What the task asks:
Find every line in the records that holds the string "desc". Copy each one.

--- start Available records ---

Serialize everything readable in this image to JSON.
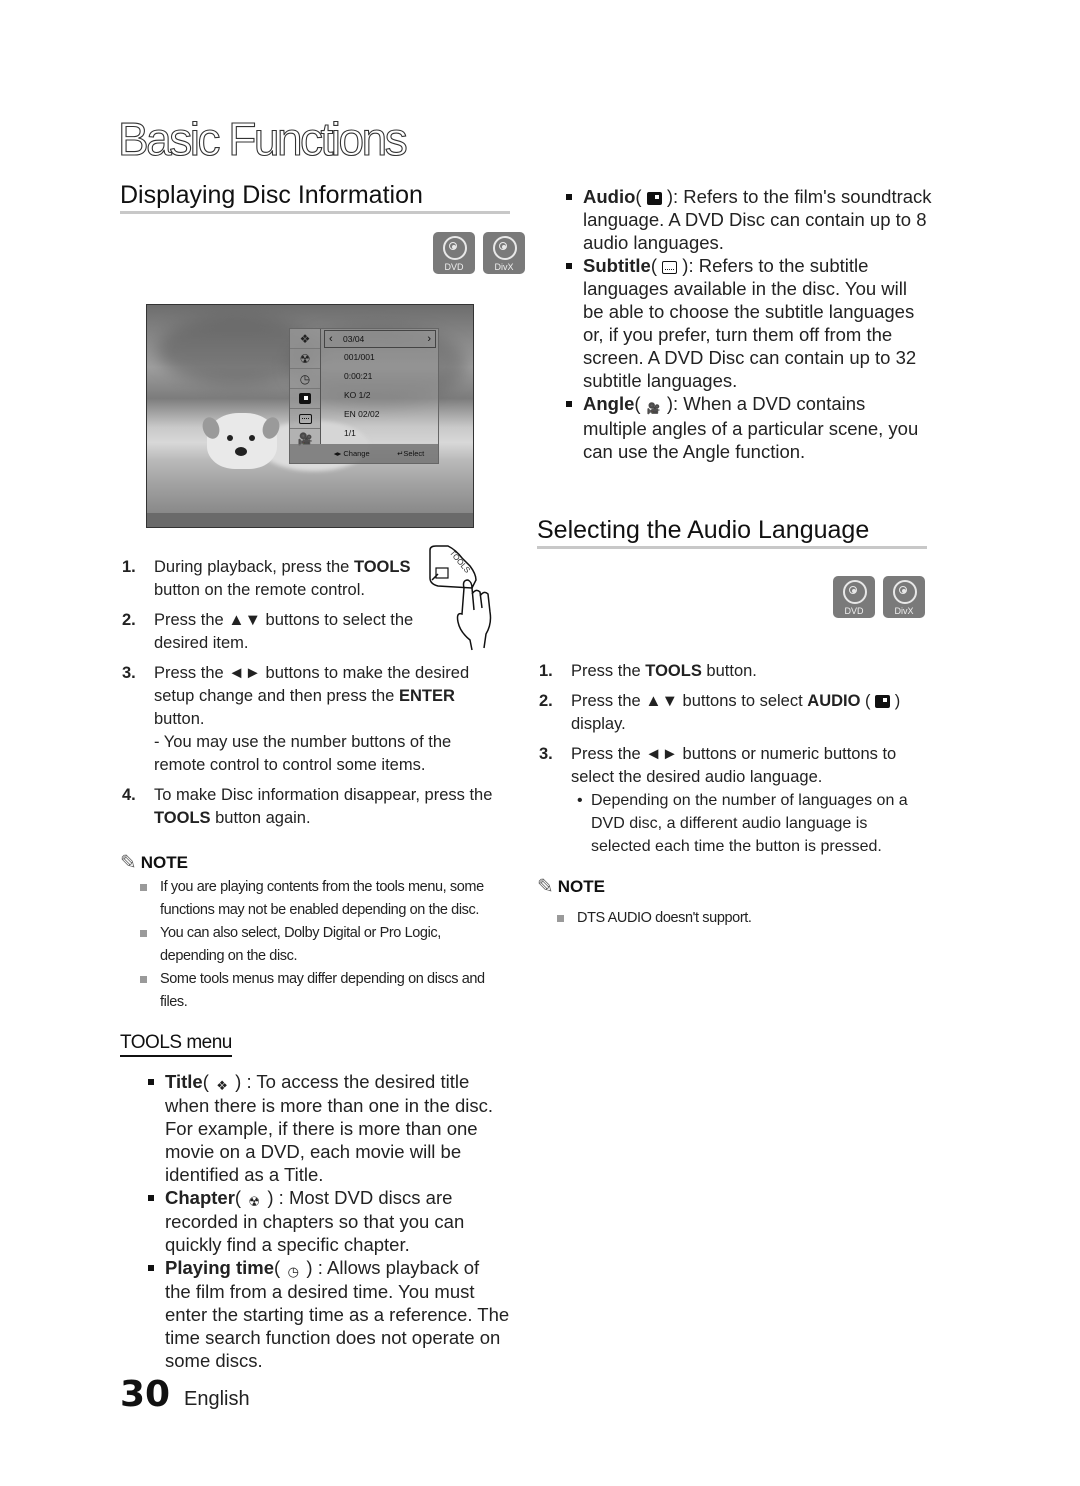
{
  "page": {
    "title": "Basic Functions",
    "number": "30",
    "language": "English"
  },
  "left": {
    "section_title": "Displaying Disc Information",
    "badges": [
      "DVD",
      "DivX"
    ],
    "osd": {
      "rows": [
        "03/04",
        "001/001",
        "0:00:21",
        "KO 1/2",
        "EN 02/02",
        "1/1"
      ],
      "icons": [
        "title-icon",
        "chapter-icon",
        "playing-time-icon",
        "audio-icon",
        "subtitle-icon",
        "angle-icon"
      ],
      "footer_change": "Change",
      "footer_select": "Select"
    },
    "remote_button_label": "TOOLS",
    "steps": [
      {
        "num": "1.",
        "pre": "During playback, press the ",
        "bold": "TOOLS",
        "post": " button on the remote control."
      },
      {
        "num": "2.",
        "text": "Press the ▲▼ buttons to select the desired item."
      },
      {
        "num": "3.",
        "pre": "Press the ◄► buttons to make the desired setup change and then press the ",
        "bold": "ENTER",
        "post": " button.",
        "sub": "- You may use the number buttons of the remote control to control some items."
      },
      {
        "num": "4.",
        "pre": "To make Disc information disappear, press the ",
        "bold": "TOOLS",
        "post": " button again."
      }
    ],
    "note_heading": "NOTE",
    "notes": [
      "If you are playing contents from the tools menu, some functions may not be enabled depending on the disc.",
      "You can also select, Dolby Digital or Pro Logic, depending on the disc.",
      "Some tools menus may differ depending on discs and files."
    ],
    "tools_menu_heading": "TOOLS menu",
    "tools_items": [
      {
        "name": "Title",
        "desc": " : To access the desired title when there is more than one in the disc. For example, if there is more than one movie on a DVD, each movie will be identified as a Title."
      },
      {
        "name": "Chapter",
        "desc": " : Most DVD discs are recorded in chapters so that you can quickly find a specific chapter."
      },
      {
        "name": "Playing time",
        "desc": " : Allows playback of the film from a desired time. You must enter the starting time as a reference. The time search function does not operate on some discs."
      }
    ]
  },
  "right": {
    "tools_items": [
      {
        "name": "Audio",
        "desc": ": Refers to the film's soundtrack language. A DVD Disc can contain up to 8 audio languages."
      },
      {
        "name": "Subtitle",
        "desc": ": Refers to the subtitle languages available in the disc. You will be able to choose the subtitle languages or, if you prefer, turn them off from the screen. A DVD Disc can contain up to 32 subtitle languages."
      },
      {
        "name": "Angle",
        "desc": ": When a DVD contains multiple angles of a particular scene, you can use the Angle function."
      }
    ],
    "section_title": "Selecting the Audio Language",
    "badges": [
      "DVD",
      "DivX"
    ],
    "steps": [
      {
        "num": "1.",
        "pre": "Press the ",
        "bold": "TOOLS",
        "post": " button."
      },
      {
        "num": "2.",
        "pre": "Press the ▲▼ buttons to select ",
        "bold": "AUDIO",
        "post": " display."
      },
      {
        "num": "3.",
        "text": "Press the ◄► buttons or numeric buttons to select the desired audio language.",
        "sub": "Depending on the number of languages on a DVD disc, a different audio language is selected each time the button is pressed."
      }
    ],
    "note_heading": "NOTE",
    "notes": [
      "DTS AUDIO doesn't support."
    ]
  }
}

--- end Available records ---

Exercise output:
        "desc": " : To access the desired title when there is more than one in the disc. For example, if there is more than one movie on a DVD, each movie will be identified as a Title."
        "desc": " : Most DVD discs are recorded in chapters so that you can quickly find a specific chapter."
        "desc": " : Allows playback of the film from a desired time. You must enter the starting time as a reference. The time search function does not operate on some discs."
        "desc": ": Refers to the film's soundtrack language. A DVD Disc can contain up to 8 audio languages."
        "desc": ": Refers to the subtitle languages available in the disc. You will be able to choose the subtitle languages or, if you prefer, turn them off from the screen. A DVD Disc can contain up to 32 subtitle languages."
        "desc": ": When a DVD contains multiple angles of a particular scene, you can use the Angle function."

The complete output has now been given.